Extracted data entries
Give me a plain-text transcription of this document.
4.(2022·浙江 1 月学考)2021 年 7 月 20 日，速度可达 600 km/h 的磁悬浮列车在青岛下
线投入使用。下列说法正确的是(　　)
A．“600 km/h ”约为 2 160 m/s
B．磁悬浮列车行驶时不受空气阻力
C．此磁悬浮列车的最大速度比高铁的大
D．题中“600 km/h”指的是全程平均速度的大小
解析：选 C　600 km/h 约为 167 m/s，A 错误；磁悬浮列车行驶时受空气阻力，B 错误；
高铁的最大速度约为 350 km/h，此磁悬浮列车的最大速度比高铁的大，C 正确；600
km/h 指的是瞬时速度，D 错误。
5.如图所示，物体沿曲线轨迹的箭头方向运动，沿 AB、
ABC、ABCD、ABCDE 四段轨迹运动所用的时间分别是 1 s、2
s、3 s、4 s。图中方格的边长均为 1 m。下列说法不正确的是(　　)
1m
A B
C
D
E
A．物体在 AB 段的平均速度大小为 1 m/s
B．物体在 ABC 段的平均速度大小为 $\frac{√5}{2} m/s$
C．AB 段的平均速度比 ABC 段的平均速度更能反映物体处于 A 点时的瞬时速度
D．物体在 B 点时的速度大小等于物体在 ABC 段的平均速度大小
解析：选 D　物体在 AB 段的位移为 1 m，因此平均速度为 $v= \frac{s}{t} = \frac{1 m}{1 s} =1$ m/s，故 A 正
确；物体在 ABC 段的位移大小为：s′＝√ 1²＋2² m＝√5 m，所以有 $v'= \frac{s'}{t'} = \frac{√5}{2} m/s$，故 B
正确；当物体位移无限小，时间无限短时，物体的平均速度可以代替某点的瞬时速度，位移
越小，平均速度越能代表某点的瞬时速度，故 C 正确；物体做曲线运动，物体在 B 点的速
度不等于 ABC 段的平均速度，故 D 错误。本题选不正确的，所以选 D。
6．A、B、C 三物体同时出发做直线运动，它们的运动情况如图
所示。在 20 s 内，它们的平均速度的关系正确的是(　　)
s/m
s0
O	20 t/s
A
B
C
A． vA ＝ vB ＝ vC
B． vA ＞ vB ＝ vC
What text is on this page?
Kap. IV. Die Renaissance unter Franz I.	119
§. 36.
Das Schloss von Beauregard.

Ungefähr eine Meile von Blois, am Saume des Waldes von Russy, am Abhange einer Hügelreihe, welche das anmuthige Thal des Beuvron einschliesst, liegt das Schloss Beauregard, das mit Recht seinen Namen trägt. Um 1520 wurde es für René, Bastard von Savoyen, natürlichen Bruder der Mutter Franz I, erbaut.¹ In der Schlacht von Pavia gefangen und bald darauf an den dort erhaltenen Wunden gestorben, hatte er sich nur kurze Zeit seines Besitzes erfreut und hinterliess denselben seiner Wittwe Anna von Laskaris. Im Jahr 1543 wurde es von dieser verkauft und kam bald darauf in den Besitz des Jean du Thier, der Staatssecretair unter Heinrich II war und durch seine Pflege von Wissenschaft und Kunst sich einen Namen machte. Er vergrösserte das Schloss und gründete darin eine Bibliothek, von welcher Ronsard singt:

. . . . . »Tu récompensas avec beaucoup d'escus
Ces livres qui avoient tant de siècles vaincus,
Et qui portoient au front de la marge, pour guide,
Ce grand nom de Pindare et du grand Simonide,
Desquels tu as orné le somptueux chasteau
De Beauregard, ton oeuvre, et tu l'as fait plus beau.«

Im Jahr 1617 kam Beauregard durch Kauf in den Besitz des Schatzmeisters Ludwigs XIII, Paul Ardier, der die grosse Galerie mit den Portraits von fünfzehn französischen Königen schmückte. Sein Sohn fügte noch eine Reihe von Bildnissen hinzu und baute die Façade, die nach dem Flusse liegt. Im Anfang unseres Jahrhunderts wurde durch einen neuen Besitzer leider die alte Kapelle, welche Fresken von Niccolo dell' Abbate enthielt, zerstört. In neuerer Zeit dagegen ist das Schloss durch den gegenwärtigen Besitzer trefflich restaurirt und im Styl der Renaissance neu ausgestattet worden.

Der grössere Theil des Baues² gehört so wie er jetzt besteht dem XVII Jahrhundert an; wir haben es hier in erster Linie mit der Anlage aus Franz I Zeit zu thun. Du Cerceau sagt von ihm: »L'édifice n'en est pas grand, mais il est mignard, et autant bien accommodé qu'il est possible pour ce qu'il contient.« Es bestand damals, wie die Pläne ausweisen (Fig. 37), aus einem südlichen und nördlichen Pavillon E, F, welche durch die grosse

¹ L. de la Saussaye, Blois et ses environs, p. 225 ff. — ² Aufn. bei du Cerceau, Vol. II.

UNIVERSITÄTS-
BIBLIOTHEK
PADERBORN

● Required task: Identify which lines contain the word "this" and copy each one.

● The reply:
Give me a plain-text transcription of this document.
What text is on this page?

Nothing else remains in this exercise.